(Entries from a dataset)
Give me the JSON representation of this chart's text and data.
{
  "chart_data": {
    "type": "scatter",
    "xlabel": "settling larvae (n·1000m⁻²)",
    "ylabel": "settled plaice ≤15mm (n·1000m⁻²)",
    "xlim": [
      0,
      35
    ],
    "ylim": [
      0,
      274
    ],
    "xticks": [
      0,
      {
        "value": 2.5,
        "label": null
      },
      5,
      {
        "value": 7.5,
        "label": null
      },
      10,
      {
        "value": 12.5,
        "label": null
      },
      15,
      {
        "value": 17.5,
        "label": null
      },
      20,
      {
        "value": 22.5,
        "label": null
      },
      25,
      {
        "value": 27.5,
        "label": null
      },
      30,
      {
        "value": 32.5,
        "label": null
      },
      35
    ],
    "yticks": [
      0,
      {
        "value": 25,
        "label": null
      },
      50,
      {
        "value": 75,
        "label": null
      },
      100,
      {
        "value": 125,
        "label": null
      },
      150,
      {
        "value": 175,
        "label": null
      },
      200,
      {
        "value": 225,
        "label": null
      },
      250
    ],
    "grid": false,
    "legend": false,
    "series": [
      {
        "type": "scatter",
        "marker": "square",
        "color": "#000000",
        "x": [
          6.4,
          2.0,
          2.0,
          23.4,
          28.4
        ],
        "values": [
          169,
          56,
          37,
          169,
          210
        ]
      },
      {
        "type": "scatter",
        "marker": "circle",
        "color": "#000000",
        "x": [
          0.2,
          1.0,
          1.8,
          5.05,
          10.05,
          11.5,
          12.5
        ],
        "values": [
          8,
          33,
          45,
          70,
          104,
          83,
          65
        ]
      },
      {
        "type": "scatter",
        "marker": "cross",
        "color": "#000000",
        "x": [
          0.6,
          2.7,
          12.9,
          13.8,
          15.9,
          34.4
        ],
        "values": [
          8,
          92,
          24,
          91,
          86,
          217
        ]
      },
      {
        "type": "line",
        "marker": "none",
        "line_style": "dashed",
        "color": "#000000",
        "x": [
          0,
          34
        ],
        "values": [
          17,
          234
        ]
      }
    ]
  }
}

§ **Stated task**:
Repeat the data exactly. Leave nothing out.

§ **Full output**:
Give me the JSON representation of this chart's text and data.
{
  "chart_data": {
    "type": "scatter",
    "xlabel": "settling larvae (n·1000m⁻²)",
    "ylabel": "settled plaice ≤15mm (n·1000m⁻²)",
    "xlim": [
      0,
      35
    ],
    "ylim": [
      0,
      274
    ],
    "xticks": [
      0,
      {
        "value": 2.5,
        "label": null
      },
      5,
      {
        "value": 7.5,
        "label": null
      },
      10,
      {
        "value": 12.5,
        "label": null
      },
      15,
      {
        "value": 17.5,
        "label": null
      },
      20,
      {
        "value": 22.5,
        "label": null
      },
      25,
      {
        "value": 27.5,
        "label": null
      },
      30,
      {
        "value": 32.5,
        "label": null
      },
      35
    ],
    "yticks": [
      0,
      {
        "value": 25,
        "label": null
      },
      50,
      {
        "value": 75,
        "label": null
      },
      100,
      {
        "value": 125,
        "label": null
      },
      150,
      {
        "value": 175,
        "label": null
      },
      200,
      {
        "value": 225,
        "label": null
      },
      250
    ],
    "grid": false,
    "legend": false,
    "series": [
      {
        "type": "scatter",
        "marker": "square",
        "color": "#000000",
        "x": [
          6.4,
          2.0,
          2.0,
          23.4,
          28.4
        ],
        "values": [
          169,
          56,
          37,
          169,
          210
        ]
      },
      {
        "type": "scatter",
        "marker": "circle",
        "color": "#000000",
        "x": [
          0.2,
          1.0,
          1.8,
          5.05,
          10.05,
          11.5,
          12.5
        ],
        "values": [
          8,
          33,
          45,
          70,
          104,
          83,
          65
        ]
      },
      {
        "type": "scatter",
        "marker": "cross",
        "color": "#000000",
        "x": [
          0.6,
          2.7,
          12.9,
          13.8,
          15.9,
          34.4
        ],
        "values": [
          8,
          92,
          24,
          91,
          86,
          217
        ]
      },
      {
        "type": "line",
        "marker": "none",
        "line_style": "dashed",
        "color": "#000000",
        "x": [
          0,
          34
        ],
        "values": [
          17,
          234
        ]
      }
    ]
  }
}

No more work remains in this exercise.